Description of the task: Could every line of the data be printed exactly as it reads?
____ Given data
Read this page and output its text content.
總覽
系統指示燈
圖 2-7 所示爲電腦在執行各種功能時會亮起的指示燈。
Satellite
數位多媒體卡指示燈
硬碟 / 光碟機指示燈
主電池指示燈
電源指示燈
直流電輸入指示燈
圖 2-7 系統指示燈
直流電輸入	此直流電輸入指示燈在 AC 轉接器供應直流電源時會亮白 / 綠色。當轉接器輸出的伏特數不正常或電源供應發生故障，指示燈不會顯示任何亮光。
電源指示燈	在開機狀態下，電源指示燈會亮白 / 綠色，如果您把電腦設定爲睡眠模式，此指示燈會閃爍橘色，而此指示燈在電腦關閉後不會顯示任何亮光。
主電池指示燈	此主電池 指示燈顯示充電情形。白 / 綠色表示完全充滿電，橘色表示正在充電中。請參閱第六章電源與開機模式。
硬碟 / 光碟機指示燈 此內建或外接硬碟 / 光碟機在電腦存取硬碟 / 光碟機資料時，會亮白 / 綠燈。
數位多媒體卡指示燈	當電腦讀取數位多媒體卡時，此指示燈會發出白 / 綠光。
________
Response to this exercise:
Read this page and output its text content.
總覽
系統指示燈
圖 2-7 所示爲電腦在執行各種功能時會亮起的指示燈。
Satellite
數位多媒體卡指示燈
硬碟 / 光碟機指示燈
主電池指示燈
電源指示燈
直流電輸入指示燈
圖 2-7 系統指示燈
直流電輸入	此直流電輸入指示燈在 AC 轉接器供應直流電源時會亮白 / 綠色。當轉接器輸出的伏特數不正常或電源供應發生故障，指示燈不會顯示任何亮光。
電源指示燈	在開機狀態下，電源指示燈會亮白 / 綠色，如果您把電腦設定爲睡眠模式，此指示燈會閃爍橘色，而此指示燈在電腦關閉後不會顯示任何亮光。
主電池指示燈	此主電池 指示燈顯示充電情形。白 / 綠色表示完全充滿電，橘色表示正在充電中。請參閱第六章電源與開機模式。
硬碟 / 光碟機指示燈 此內建或外接硬碟 / 光碟機在電腦存取硬碟 / 光碟機資料時，會亮白 / 綠燈。
數位多媒體卡指示燈	當電腦讀取數位多媒體卡時，此指示燈會發出白 / 綠光。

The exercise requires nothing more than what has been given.